__Stated goal__. Output the material verbatim, from its start through the line containing "caret-down-icon: ▼ bbox=[323, 118, 332, 128]".

+ + + + + + +

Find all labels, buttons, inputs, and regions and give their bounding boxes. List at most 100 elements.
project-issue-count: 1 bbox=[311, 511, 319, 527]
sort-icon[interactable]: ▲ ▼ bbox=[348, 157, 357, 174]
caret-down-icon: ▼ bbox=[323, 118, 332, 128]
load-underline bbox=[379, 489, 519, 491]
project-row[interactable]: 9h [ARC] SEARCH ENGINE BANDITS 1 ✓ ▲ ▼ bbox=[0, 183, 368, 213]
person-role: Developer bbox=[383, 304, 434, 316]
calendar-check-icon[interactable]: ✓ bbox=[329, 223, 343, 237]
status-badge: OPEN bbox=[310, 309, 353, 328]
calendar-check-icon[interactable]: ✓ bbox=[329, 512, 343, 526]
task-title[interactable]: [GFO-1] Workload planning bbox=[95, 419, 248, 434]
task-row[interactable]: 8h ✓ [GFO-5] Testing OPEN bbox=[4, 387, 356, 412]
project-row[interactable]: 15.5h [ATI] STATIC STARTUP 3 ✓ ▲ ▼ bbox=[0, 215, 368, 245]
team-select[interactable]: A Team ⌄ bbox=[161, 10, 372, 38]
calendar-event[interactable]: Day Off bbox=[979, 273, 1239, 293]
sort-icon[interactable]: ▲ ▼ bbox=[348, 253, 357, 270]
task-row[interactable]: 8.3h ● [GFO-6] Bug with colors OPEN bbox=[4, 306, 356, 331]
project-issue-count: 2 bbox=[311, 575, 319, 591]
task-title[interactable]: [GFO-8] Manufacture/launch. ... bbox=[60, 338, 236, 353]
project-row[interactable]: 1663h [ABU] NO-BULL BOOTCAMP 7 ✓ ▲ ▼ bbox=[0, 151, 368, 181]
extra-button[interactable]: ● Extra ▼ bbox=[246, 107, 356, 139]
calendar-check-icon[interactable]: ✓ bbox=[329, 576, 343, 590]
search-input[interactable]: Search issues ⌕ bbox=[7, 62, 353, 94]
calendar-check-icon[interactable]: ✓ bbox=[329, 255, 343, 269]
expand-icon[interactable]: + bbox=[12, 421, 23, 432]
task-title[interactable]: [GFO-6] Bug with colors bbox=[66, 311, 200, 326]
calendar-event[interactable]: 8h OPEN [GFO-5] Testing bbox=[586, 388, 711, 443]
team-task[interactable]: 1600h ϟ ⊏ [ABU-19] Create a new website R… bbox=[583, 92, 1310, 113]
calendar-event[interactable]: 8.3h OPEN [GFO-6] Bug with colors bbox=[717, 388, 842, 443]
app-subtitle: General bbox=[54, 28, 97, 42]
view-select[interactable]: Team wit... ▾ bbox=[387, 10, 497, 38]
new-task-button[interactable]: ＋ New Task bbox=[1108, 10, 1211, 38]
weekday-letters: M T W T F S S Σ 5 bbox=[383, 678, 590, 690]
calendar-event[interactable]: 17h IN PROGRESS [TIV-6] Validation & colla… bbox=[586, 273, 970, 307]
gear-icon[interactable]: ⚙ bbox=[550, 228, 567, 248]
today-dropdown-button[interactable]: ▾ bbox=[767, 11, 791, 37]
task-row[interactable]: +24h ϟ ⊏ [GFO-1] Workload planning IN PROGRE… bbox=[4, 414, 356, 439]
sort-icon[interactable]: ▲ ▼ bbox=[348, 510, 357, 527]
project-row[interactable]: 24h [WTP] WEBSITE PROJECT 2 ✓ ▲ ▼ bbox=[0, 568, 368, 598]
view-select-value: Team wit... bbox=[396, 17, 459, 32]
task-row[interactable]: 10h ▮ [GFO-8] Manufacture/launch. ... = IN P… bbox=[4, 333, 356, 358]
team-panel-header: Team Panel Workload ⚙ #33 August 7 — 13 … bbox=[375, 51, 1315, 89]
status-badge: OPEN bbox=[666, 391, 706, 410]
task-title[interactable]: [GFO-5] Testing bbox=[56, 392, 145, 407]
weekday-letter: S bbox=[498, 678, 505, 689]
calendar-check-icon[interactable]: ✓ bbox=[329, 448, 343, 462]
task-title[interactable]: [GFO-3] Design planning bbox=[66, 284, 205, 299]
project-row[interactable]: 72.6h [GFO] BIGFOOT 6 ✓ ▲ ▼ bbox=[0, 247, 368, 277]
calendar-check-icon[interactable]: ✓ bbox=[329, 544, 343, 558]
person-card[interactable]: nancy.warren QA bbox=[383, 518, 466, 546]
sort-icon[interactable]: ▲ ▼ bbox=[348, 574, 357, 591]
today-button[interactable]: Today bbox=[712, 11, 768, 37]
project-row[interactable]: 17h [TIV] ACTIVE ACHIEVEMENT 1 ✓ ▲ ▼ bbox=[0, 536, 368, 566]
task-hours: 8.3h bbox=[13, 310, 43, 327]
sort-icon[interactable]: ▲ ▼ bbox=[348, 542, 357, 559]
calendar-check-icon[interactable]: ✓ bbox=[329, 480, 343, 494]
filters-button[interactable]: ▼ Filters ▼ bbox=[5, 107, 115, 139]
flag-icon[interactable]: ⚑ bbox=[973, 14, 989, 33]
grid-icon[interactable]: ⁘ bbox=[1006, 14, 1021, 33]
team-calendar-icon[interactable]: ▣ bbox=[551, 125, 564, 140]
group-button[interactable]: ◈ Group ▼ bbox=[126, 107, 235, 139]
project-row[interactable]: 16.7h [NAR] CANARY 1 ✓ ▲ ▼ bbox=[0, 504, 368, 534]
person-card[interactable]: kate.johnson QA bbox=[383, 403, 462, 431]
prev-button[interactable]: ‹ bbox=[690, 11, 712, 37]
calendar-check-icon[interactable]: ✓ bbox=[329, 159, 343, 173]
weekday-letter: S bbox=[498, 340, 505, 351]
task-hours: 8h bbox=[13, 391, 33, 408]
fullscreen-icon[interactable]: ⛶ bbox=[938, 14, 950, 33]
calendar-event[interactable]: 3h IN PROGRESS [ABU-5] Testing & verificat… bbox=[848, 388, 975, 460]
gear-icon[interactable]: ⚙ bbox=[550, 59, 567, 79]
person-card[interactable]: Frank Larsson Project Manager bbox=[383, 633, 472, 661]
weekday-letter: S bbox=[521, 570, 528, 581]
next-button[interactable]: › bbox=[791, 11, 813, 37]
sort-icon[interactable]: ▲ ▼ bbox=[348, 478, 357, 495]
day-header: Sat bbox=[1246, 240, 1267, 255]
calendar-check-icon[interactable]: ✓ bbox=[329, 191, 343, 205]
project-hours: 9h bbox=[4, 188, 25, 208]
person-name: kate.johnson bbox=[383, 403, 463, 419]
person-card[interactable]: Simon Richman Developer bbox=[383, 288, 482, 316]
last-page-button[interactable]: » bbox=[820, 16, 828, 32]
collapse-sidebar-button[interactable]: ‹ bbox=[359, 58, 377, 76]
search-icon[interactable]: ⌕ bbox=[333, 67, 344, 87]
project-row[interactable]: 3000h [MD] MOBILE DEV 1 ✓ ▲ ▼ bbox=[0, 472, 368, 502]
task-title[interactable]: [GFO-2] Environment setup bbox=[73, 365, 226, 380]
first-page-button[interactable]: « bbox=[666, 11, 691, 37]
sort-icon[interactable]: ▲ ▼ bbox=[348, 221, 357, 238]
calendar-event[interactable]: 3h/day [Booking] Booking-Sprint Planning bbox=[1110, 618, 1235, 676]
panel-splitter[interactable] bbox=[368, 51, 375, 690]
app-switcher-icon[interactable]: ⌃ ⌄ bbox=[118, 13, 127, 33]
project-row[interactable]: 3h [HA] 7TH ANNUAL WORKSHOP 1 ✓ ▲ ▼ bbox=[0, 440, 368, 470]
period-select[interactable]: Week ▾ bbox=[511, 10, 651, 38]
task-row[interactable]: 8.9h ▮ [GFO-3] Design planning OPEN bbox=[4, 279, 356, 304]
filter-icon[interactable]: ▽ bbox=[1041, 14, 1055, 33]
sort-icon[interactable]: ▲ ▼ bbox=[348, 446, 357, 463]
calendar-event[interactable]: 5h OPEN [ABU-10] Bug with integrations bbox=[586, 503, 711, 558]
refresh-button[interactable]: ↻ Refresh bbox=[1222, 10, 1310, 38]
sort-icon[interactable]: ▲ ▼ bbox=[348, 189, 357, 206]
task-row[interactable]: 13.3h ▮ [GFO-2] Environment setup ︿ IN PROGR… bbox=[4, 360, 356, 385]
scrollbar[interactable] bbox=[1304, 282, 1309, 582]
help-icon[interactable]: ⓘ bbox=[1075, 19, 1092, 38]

+ + + + + + +

__Task output__.
Find all labels, buttons, inputs, and regions and give their bounding boxes. List at most 100 elements.
project-issue-count: 1 bbox=[311, 511, 319, 527]
sort-icon[interactable]: ▲ ▼ bbox=[348, 157, 357, 174]
caret-down-icon: ▼ bbox=[323, 118, 332, 128]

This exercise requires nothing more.